━━━━━ Data for this exercise ━━━━━
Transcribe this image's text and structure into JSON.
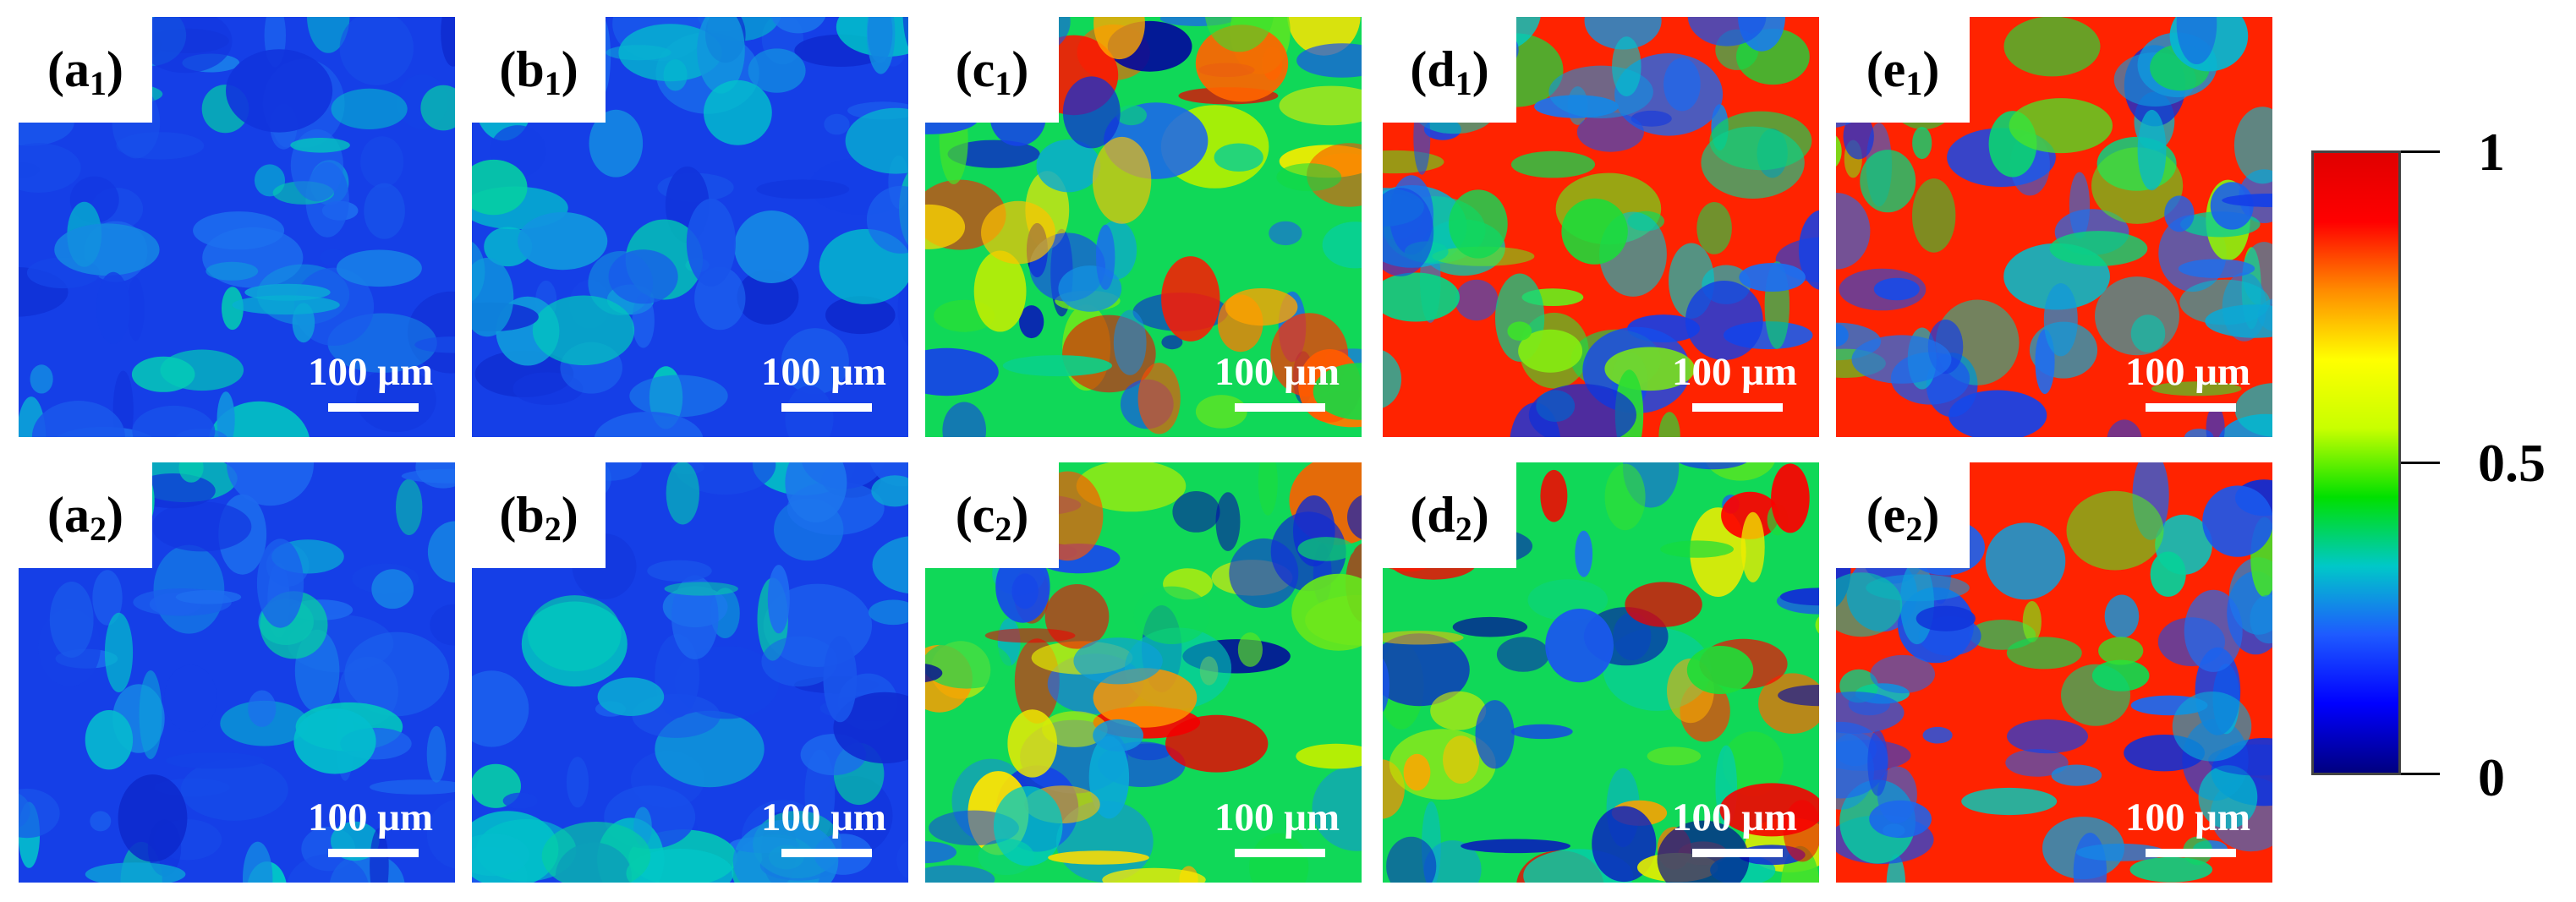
{
  "panels": [
    {
      "id": "a1",
      "letter": "a",
      "sub": "1",
      "scale": "100 μm",
      "level": 0.1
    },
    {
      "id": "b1",
      "letter": "b",
      "sub": "1",
      "scale": "100 μm",
      "level": 0.2
    },
    {
      "id": "c1",
      "letter": "c",
      "sub": "1",
      "scale": "100 μm",
      "level": 0.52
    },
    {
      "id": "d1",
      "letter": "d",
      "sub": "1",
      "scale": "100 μm",
      "level": 0.72
    },
    {
      "id": "e1",
      "letter": "e",
      "sub": "1",
      "scale": "100 μm",
      "level": 0.82
    },
    {
      "id": "a2",
      "letter": "a",
      "sub": "2",
      "scale": "100 μm",
      "level": 0.12
    },
    {
      "id": "b2",
      "letter": "b",
      "sub": "2",
      "scale": "100 μm",
      "level": 0.18
    },
    {
      "id": "c2",
      "letter": "c",
      "sub": "2",
      "scale": "100 μm",
      "level": 0.4
    },
    {
      "id": "d2",
      "letter": "d",
      "sub": "2",
      "scale": "100 μm",
      "level": 0.6
    },
    {
      "id": "e2",
      "letter": "e",
      "sub": "2",
      "scale": "100 μm",
      "level": 0.72
    }
  ],
  "colorbar": {
    "labels": {
      "max": "1",
      "mid": "0.5",
      "min": "0"
    },
    "colors": [
      "#000080",
      "#0000ff",
      "#1e5aff",
      "#00c8c8",
      "#00e000",
      "#c8ff00",
      "#ffff00",
      "#ff8c00",
      "#ff0000",
      "#e00000"
    ]
  }
}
━━━━━
* [What you are asked to do] Work out how many lines of the listing above include the word "level". Reply with nothing but the count.

* [Problem solution] 10